◆ The exercise:
The records below must be transcribed exactly. Do not include the pictures.

◆ Supplied data:

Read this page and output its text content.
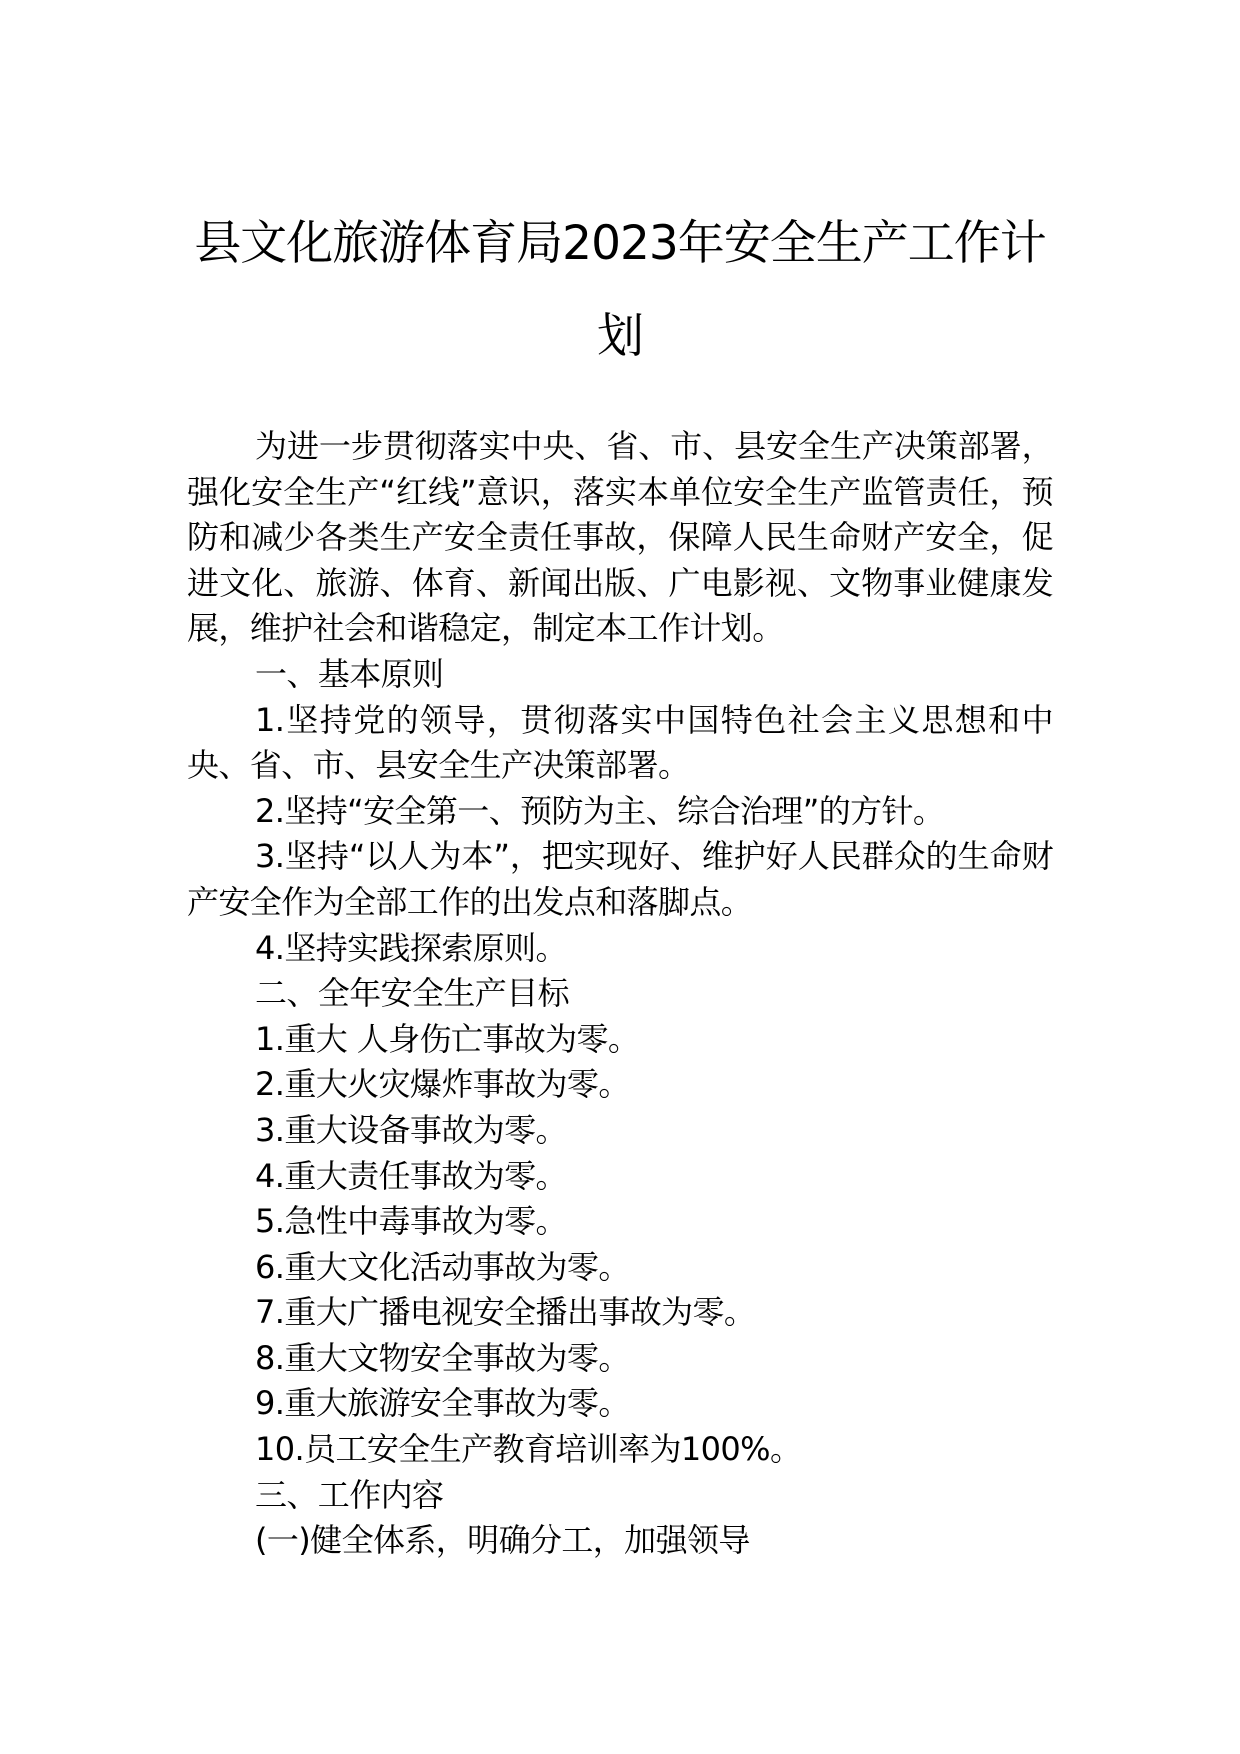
县文化旅游体育局2023年安全生产工作计
划

为进一步贯彻落实中央、省、市、县安全生产决策部署，强化安全生产“红线”意识，落实本单位安全生产监管责任，预防和减少各类生产安全责任事故，保障人民生命财产安全，促进文化、旅游、体育、新闻出版、广电影视、文物事业健康发展，维护社会和谐稳定，制定本工作计划。

一、基本原则

1.坚持党的领导，贯彻落实中国特色社会主义思想和中央、省、市、县安全生产决策部署。

2.坚持“安全第一、预防为主、综合治理”的方针。

3.坚持“以人为本”，把实现好、维护好人民群众的生命财产安全作为全部工作的出发点和落脚点。

4.坚持实践探索原则。

二、全年安全生产目标

1.重大 人身伤亡事故为零。

2.重大火灾爆炸事故为零。

3.重大设备事故为零。

4.重大责任事故为零。

5.急性中毒事故为零。

6.重大文化活动事故为零。

7.重大广播电视安全播出事故为零。

8.重大文物安全事故为零。

9.重大旅游安全事故为零。

10.员工安全生产教育培训率为100%。

三、工作内容

(一)健全体系，明确分工，加强领导
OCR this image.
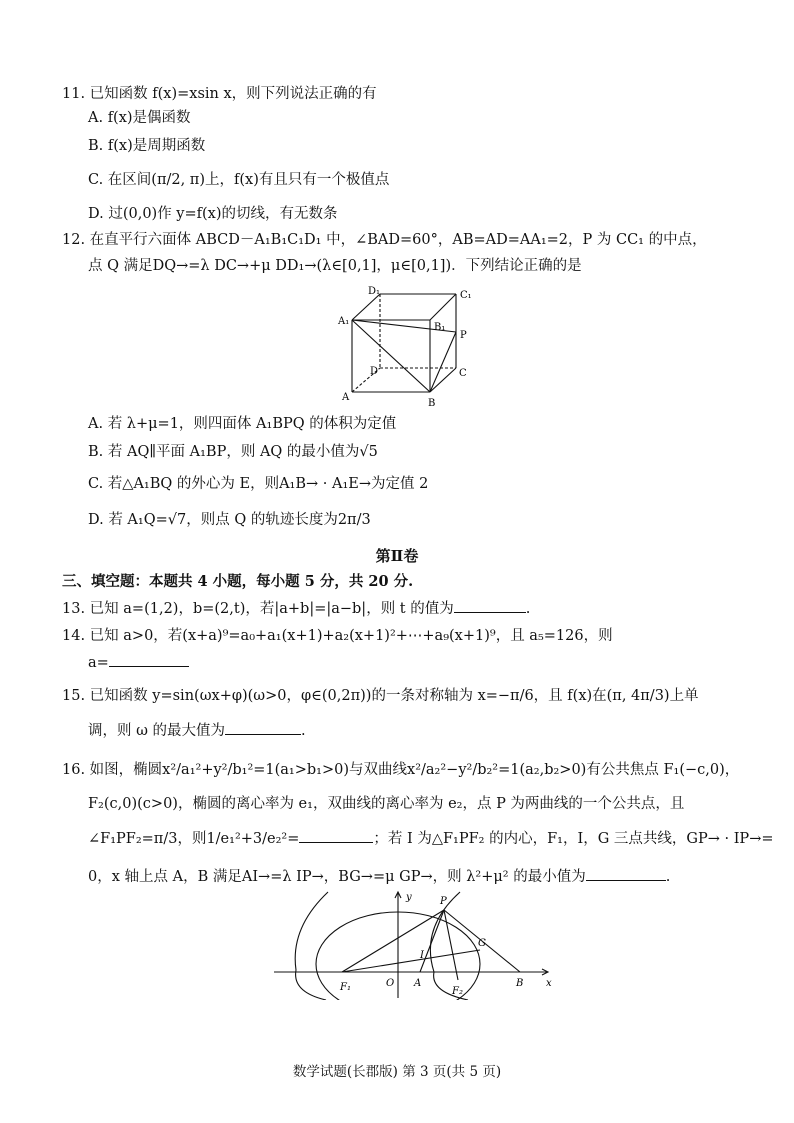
11. 已知函数 f(x)=xsin x，则下列说法正确的有
A. f(x)是偶函数
B. f(x)是周期函数
C. 在区间(π/2, π)上，f(x)有且只有一个极值点
D. 过(0,0)作 y=f(x)的切线，有无数条
12. 在直平行六面体 ABCD－A₁B₁C₁D₁ 中，∠BAD=60°，AB=AD=AA₁=2，P 为 CC₁ 的中点，
点 Q 满足DQ→=λ DC→+μ DD₁→(λ∈[0,1]，μ∈[0,1])．下列结论正确的是
D₁	C₁
A₁
B₁
P
D	C
A
B
A. 若 λ+μ=1，则四面体 A₁BPQ 的体积为定值
B. 若 AQ∥平面 A₁BP，则 AQ 的最小值为√5
C. 若△A₁BQ 的外心为 E，则A₁B→ · A₁E→为定值 2
D. 若 A₁Q=√7，则点 Q 的轨迹长度为2π/3
第Ⅱ卷
三、填空题：本题共 4 小题，每小题 5 分，共 20 分.
13. 已知 a=(1,2)，b=(2,t)，若|a+b|=|a−b|，则 t 的值为	.
14. 已知 a>0，若(x+a)⁹=a₀+a₁(x+1)+a₂(x+1)²+⋯+a₉(x+1)⁹，且 a₅=126，则
a=
15. 已知函数 y=sin(ωx+φ)(ω>0，φ∈(0,2π))的一条对称轴为 x=−π/6，且 f(x)在(π, 4π/3)上单
调，则 ω 的最大值为	.
16. 如图，椭圆x²/a₁²+y²/b₁²=1(a₁>b₁>0)与双曲线x²/a₂²−y²/b₂²=1(a₂,b₂>0)有公共焦点 F₁(−c,0)，
F₂(c,0)(c>0)，椭圆的离心率为 e₁，双曲线的离心率为 e₂，点 P 为两曲线的一个公共点，且
∠F₁PF₂=π/3，则1/e₁²+3/e₂²=	；若 I 为△F₁PF₂ 的内心，F₁，I，G 三点共线，GP→ · IP→=
0，x 轴上点 A，B 满足AI→=λ IP→，BG→=μ GP→，则 λ²+μ² 的最小值为	.
y
x
P
G
I
F₁	O A
F₂
B
数学试题(长郡版) 第 3 页(共 5 页)
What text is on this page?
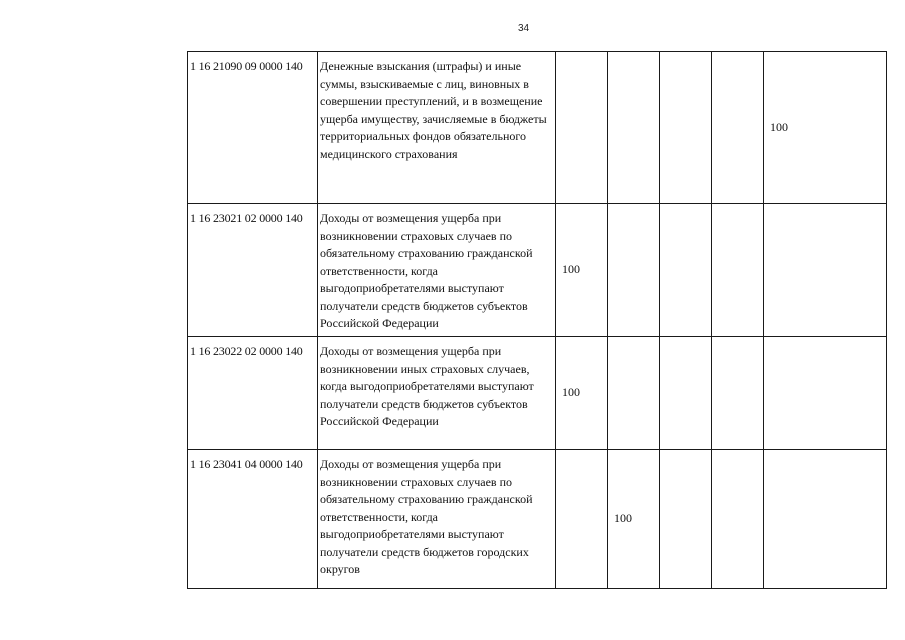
34
1 16 21090 09 0000 140	Денежные взыскания (штрафы) и иные суммы, взыскиваемые с лиц, виновных в совершении преступлений, и в возмещение ущерба имуществу, зачисляемые в бюджеты территориальных фондов обязательного медицинского страхования					100

1 16 23021 02 0000 140	Доходы от возмещения ущерба при возникновении страховых случаев по обязательному страхованию гражданской ответственности, когда выгодоприобретателями выступают получатели средств бюджетов субъектов Российской Федерации	100				

1 16 23022 02 0000 140	Доходы от возмещения ущерба при возникновении иных страховых случаев, когда выгодоприобретателями выступают получатели средств бюджетов субъектов Российской Федерации	100				

1 16 23041 04 0000 140	Доходы от возмещения ущерба при возникновении страховых случаев по обязательному страхованию гражданской ответственности, когда выгодоприобретателями выступают получатели средств бюджетов городских округов		100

◆ The reply:
Read this page and output its text content.
县文化旅游体育局2023年安全生产工作计
划

为进一步贯彻落实中央、省、市、县安全生产决策部署，强化安全生产“红线”意识，落实本单位安全生产监管责任，预防和减少各类生产安全责任事故，保障人民生命财产安全，促进文化、旅游、体育、新闻出版、广电影视、文物事业健康发展，维护社会和谐稳定，制定本工作计划。

一、基本原则

1.坚持党的领导，贯彻落实中国特色社会主义思想和中央、省、市、县安全生产决策部署。

2.坚持“安全第一、预防为主、综合治理”的方针。

3.坚持“以人为本”，把实现好、维护好人民群众的生命财产安全作为全部工作的出发点和落脚点。

4.坚持实践探索原则。

二、全年安全生产目标

1.重大 人身伤亡事故为零。

2.重大火灾爆炸事故为零。

3.重大设备事故为零。

4.重大责任事故为零。

5.急性中毒事故为零。

6.重大文化活动事故为零。

7.重大广播电视安全播出事故为零。

8.重大文物安全事故为零。

9.重大旅游安全事故为零。

10.员工安全生产教育培训率为100%。

三、工作内容

(一)健全体系，明确分工，加强领导
OCR this image.
11. 已知函数 f(x)=xsin x，则下列说法正确的有
A. f(x)是偶函数
B. f(x)是周期函数
C. 在区间(π/2, π)上，f(x)有且只有一个极值点
D. 过(0,0)作 y=f(x)的切线，有无数条
12. 在直平行六面体 ABCD－A₁B₁C₁D₁ 中，∠BAD=60°，AB=AD=AA₁=2，P 为 CC₁ 的中点，
点 Q 满足DQ→=λ DC→+μ DD₁→(λ∈[0,1]，μ∈[0,1])．下列结论正确的是
D₁	C₁
A₁
B₁
P
D	C
A
B
A. 若 λ+μ=1，则四面体 A₁BPQ 的体积为定值
B. 若 AQ∥平面 A₁BP，则 AQ 的最小值为√5
C. 若△A₁BQ 的外心为 E，则A₁B→ · A₁E→为定值 2
D. 若 A₁Q=√7，则点 Q 的轨迹长度为2π/3
第Ⅱ卷
三、填空题：本题共 4 小题，每小题 5 分，共 20 分.
13. 已知 a=(1,2)，b=(2,t)，若|a+b|=|a−b|，则 t 的值为	.
14. 已知 a>0，若(x+a)⁹=a₀+a₁(x+1)+a₂(x+1)²+⋯+a₉(x+1)⁹，且 a₅=126，则
a=
15. 已知函数 y=sin(ωx+φ)(ω>0，φ∈(0,2π))的一条对称轴为 x=−π/6，且 f(x)在(π, 4π/3)上单
调，则 ω 的最大值为	.
16. 如图，椭圆x²/a₁²+y²/b₁²=1(a₁>b₁>0)与双曲线x²/a₂²−y²/b₂²=1(a₂,b₂>0)有公共焦点 F₁(−c,0)，
F₂(c,0)(c>0)，椭圆的离心率为 e₁，双曲线的离心率为 e₂，点 P 为两曲线的一个公共点，且
∠F₁PF₂=π/3，则1/e₁²+3/e₂²=	；若 I 为△F₁PF₂ 的内心，F₁，I，G 三点共线，GP→ · IP→=
0，x 轴上点 A，B 满足AI→=λ IP→，BG→=μ GP→，则 λ²+μ² 的最小值为	.
y
x
P
G
I
F₁	O A
F₂
B
数学试题(长郡版) 第 3 页(共 5 页)
What text is on this page?
34
1 16 21090 09 0000 140	Денежные взыскания (штрафы) и иные суммы, взыскиваемые с лиц, виновных в совершении преступлений, и в возмещение ущерба имуществу, зачисляемые в бюджеты территориальных фондов обязательного медицинского страхования					100

1 16 23021 02 0000 140	Доходы от возмещения ущерба при возникновении страховых случаев по обязательному страхованию гражданской ответственности, когда выгодоприобретателями выступают получатели средств бюджетов субъектов Российской Федерации	100				

1 16 23022 02 0000 140	Доходы от возмещения ущерба при возникновении иных страховых случаев, когда выгодоприобретателями выступают получатели средств бюджетов субъектов Российской Федерации	100				

1 16 23041 04 0000 140	Доходы от возмещения ущерба при возникновении страховых случаев по обязательному страхованию гражданской ответственности, когда выгодоприобретателями выступают получатели средств бюджетов городских округов		100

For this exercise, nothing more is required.